TASK INSTRUCTIONS:
What the response needs is every record, repeated verbatim, and no images.

RECORDS SHOWN:

§

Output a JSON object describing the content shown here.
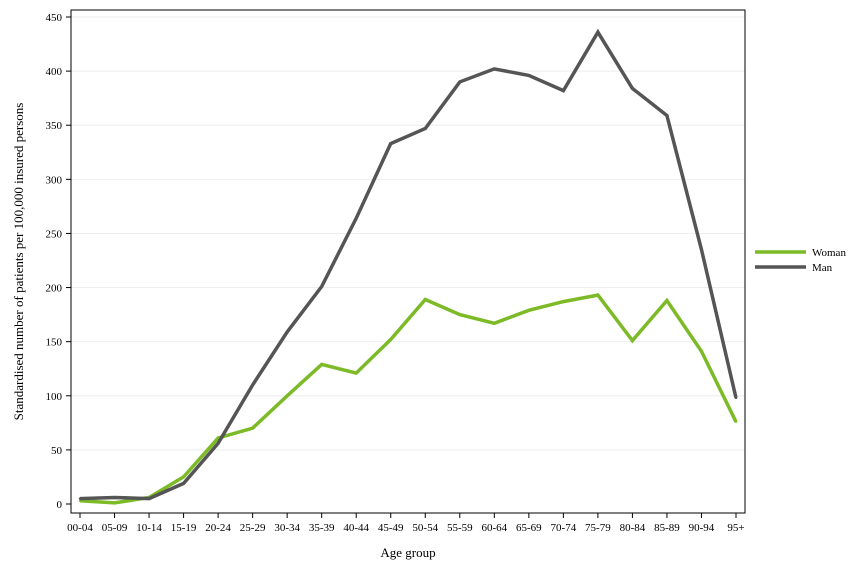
{
  "chart_data": {
    "type": "line",
    "title": "",
    "xlabel": "Age group",
    "ylabel": "Standardised number of patients per 100,000 insured persons",
    "categories": [
      "00-04",
      "05-09",
      "10-14",
      "15-19",
      "20-24",
      "25-29",
      "30-34",
      "35-39",
      "40-44",
      "45-49",
      "50-54",
      "55-59",
      "60-64",
      "65-69",
      "70-74",
      "75-79",
      "80-84",
      "85-89",
      "90-94",
      "95+"
    ],
    "ylim": [
      0,
      450
    ],
    "yticks": [
      0,
      50,
      100,
      150,
      200,
      250,
      300,
      350,
      400,
      450
    ],
    "grid": true,
    "legend_position": "right",
    "series": [
      {
        "name": "Woman",
        "color": "#7cba27",
        "values": [
          3,
          1,
          6,
          25,
          61,
          70,
          100,
          129,
          121,
          152,
          189,
          175,
          167,
          179,
          187,
          193,
          151,
          188,
          141,
          76
        ]
      },
      {
        "name": "Man",
        "color": "#555555",
        "values": [
          5,
          6,
          5,
          19,
          56,
          110,
          159,
          201,
          264,
          333,
          347,
          390,
          402,
          396,
          382,
          436,
          384,
          359,
          235,
          98
        ]
      }
    ]
  }
}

§

RESPONSE AREA:
Output a JSON object describing the content shown here.
{
  "chart_data": {
    "type": "line",
    "title": "",
    "xlabel": "Age group",
    "ylabel": "Standardised number of patients per 100,000 insured persons",
    "categories": [
      "00-04",
      "05-09",
      "10-14",
      "15-19",
      "20-24",
      "25-29",
      "30-34",
      "35-39",
      "40-44",
      "45-49",
      "50-54",
      "55-59",
      "60-64",
      "65-69",
      "70-74",
      "75-79",
      "80-84",
      "85-89",
      "90-94",
      "95+"
    ],
    "ylim": [
      0,
      450
    ],
    "yticks": [
      0,
      50,
      100,
      150,
      200,
      250,
      300,
      350,
      400,
      450
    ],
    "grid": true,
    "legend_position": "right",
    "series": [
      {
        "name": "Woman",
        "color": "#7cba27",
        "values": [
          3,
          1,
          6,
          25,
          61,
          70,
          100,
          129,
          121,
          152,
          189,
          175,
          167,
          179,
          187,
          193,
          151,
          188,
          141,
          76
        ]
      },
      {
        "name": "Man",
        "color": "#555555",
        "values": [
          5,
          6,
          5,
          19,
          56,
          110,
          159,
          201,
          264,
          333,
          347,
          390,
          402,
          396,
          382,
          436,
          384,
          359,
          235,
          98
        ]
      }
    ]
  }
}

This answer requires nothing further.